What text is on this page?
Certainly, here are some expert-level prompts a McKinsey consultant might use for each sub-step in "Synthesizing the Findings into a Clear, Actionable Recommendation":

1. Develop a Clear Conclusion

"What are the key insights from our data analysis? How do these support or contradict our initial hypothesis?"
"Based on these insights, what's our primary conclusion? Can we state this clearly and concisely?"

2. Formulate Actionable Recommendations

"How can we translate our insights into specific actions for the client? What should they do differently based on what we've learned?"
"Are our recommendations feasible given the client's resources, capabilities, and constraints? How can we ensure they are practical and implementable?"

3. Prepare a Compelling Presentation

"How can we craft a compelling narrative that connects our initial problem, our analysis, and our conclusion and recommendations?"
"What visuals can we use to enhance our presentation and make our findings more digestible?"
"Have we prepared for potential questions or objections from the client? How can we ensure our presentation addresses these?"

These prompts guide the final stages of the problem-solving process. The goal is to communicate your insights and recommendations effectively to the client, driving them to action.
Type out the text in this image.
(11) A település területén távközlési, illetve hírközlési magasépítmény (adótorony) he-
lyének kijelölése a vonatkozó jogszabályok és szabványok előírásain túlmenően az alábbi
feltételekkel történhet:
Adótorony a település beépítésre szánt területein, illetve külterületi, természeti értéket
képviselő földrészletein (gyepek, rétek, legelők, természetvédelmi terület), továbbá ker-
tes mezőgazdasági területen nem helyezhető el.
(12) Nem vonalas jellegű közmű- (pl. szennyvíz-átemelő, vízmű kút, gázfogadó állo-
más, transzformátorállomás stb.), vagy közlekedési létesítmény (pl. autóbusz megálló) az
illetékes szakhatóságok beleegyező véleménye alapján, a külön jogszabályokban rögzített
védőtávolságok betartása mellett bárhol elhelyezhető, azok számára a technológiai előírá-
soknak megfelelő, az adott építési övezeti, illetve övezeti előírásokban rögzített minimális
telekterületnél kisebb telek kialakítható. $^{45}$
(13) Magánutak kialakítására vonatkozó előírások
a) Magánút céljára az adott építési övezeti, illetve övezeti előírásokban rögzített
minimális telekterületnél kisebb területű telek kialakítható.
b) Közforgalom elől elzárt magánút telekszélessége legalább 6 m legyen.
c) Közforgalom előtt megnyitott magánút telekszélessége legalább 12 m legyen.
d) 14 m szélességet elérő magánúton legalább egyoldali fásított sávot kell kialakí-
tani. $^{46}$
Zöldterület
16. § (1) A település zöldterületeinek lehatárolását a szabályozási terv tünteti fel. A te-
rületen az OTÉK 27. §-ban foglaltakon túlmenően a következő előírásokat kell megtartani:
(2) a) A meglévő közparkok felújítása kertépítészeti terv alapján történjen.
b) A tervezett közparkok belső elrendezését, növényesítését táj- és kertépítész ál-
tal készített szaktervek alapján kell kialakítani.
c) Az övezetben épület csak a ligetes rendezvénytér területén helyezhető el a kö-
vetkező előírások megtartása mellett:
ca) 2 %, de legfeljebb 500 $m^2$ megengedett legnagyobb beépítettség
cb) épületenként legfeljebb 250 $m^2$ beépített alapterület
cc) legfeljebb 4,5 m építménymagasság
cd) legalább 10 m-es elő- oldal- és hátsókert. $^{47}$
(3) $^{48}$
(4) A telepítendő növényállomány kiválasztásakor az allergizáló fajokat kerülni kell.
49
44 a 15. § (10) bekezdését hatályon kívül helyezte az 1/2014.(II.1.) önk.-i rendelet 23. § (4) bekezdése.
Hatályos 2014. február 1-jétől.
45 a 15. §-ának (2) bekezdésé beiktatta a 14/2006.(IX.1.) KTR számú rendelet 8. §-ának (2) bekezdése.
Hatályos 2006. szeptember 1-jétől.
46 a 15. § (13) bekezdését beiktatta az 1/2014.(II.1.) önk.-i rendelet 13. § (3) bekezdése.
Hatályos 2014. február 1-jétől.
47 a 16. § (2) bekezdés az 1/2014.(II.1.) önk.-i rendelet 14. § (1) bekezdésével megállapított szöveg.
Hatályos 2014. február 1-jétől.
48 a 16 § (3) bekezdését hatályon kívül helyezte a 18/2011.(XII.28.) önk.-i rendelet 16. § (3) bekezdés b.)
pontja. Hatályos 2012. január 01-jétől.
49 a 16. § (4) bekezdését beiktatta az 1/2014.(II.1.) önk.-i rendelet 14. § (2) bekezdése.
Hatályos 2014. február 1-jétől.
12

• • • • • • •

> GIVEN TASK
Print out the whole listing exactly as it appears.

> ANSWER TO THE PROBLEM
What text is on this page?
Certainly, here are some expert-level prompts a McKinsey consultant might use for each sub-step in "Synthesizing the Findings into a Clear, Actionable Recommendation":

1. Develop a Clear Conclusion

"What are the key insights from our data analysis? How do these support or contradict our initial hypothesis?"
"Based on these insights, what's our primary conclusion? Can we state this clearly and concisely?"

2. Formulate Actionable Recommendations

"How can we translate our insights into specific actions for the client? What should they do differently based on what we've learned?"
"Are our recommendations feasible given the client's resources, capabilities, and constraints? How can we ensure they are practical and implementable?"

3. Prepare a Compelling Presentation

"How can we craft a compelling narrative that connects our initial problem, our analysis, and our conclusion and recommendations?"
"What visuals can we use to enhance our presentation and make our findings more digestible?"
"Have we prepared for potential questions or objections from the client? How can we ensure our presentation addresses these?"

These prompts guide the final stages of the problem-solving process. The goal is to communicate your insights and recommendations effectively to the client, driving them to action.
Type out the text in this image.
(11) A település területén távközlési, illetve hírközlési magasépítmény (adótorony) he-
lyének kijelölése a vonatkozó jogszabályok és szabványok előírásain túlmenően az alábbi
feltételekkel történhet:
Adótorony a település beépítésre szánt területein, illetve külterületi, természeti értéket
képviselő földrészletein (gyepek, rétek, legelők, természetvédelmi terület), továbbá ker-
tes mezőgazdasági területen nem helyezhető el.
(12) Nem vonalas jellegű közmű- (pl. szennyvíz-átemelő, vízmű kút, gázfogadó állo-
más, transzformátorállomás stb.), vagy közlekedési létesítmény (pl. autóbusz megálló) az
illetékes szakhatóságok beleegyező véleménye alapján, a külön jogszabályokban rögzített
védőtávolságok betartása mellett bárhol elhelyezhető, azok számára a technológiai előírá-
soknak megfelelő, az adott építési övezeti, illetve övezeti előírásokban rögzített minimális
telekterületnél kisebb telek kialakítható. $^{45}$
(13) Magánutak kialakítására vonatkozó előírások
a) Magánút céljára az adott építési övezeti, illetve övezeti előírásokban rögzített
minimális telekterületnél kisebb területű telek kialakítható.
b) Közforgalom elől elzárt magánút telekszélessége legalább 6 m legyen.
c) Közforgalom előtt megnyitott magánút telekszélessége legalább 12 m legyen.
d) 14 m szélességet elérő magánúton legalább egyoldali fásított sávot kell kialakí-
tani. $^{46}$
Zöldterület
16. § (1) A település zöldterületeinek lehatárolását a szabályozási terv tünteti fel. A te-
rületen az OTÉK 27. §-ban foglaltakon túlmenően a következő előírásokat kell megtartani:
(2) a) A meglévő közparkok felújítása kertépítészeti terv alapján történjen.
b) A tervezett közparkok belső elrendezését, növényesítését táj- és kertépítész ál-
tal készített szaktervek alapján kell kialakítani.
c) Az övezetben épület csak a ligetes rendezvénytér területén helyezhető el a kö-
vetkező előírások megtartása mellett:
ca) 2 %, de legfeljebb 500 $m^2$ megengedett legnagyobb beépítettség
cb) épületenként legfeljebb 250 $m^2$ beépített alapterület
cc) legfeljebb 4,5 m építménymagasság
cd) legalább 10 m-es elő- oldal- és hátsókert. $^{47}$
(3) $^{48}$
(4) A telepítendő növényállomány kiválasztásakor az allergizáló fajokat kerülni kell.
49
44 a 15. § (10) bekezdését hatályon kívül helyezte az 1/2014.(II.1.) önk.-i rendelet 23. § (4) bekezdése.
Hatályos 2014. február 1-jétől.
45 a 15. §-ának (2) bekezdésé beiktatta a 14/2006.(IX.1.) KTR számú rendelet 8. §-ának (2) bekezdése.
Hatályos 2006. szeptember 1-jétől.
46 a 15. § (13) bekezdését beiktatta az 1/2014.(II.1.) önk.-i rendelet 13. § (3) bekezdése.
Hatályos 2014. február 1-jétől.
47 a 16. § (2) bekezdés az 1/2014.(II.1.) önk.-i rendelet 14. § (1) bekezdésével megállapított szöveg.
Hatályos 2014. február 1-jétől.
48 a 16 § (3) bekezdését hatályon kívül helyezte a 18/2011.(XII.28.) önk.-i rendelet 16. § (3) bekezdés b.)
pontja. Hatályos 2012. január 01-jétől.
49 a 16. § (4) bekezdését beiktatta az 1/2014.(II.1.) önk.-i rendelet 14. § (2) bekezdése.
Hatályos 2014. február 1-jétől.
12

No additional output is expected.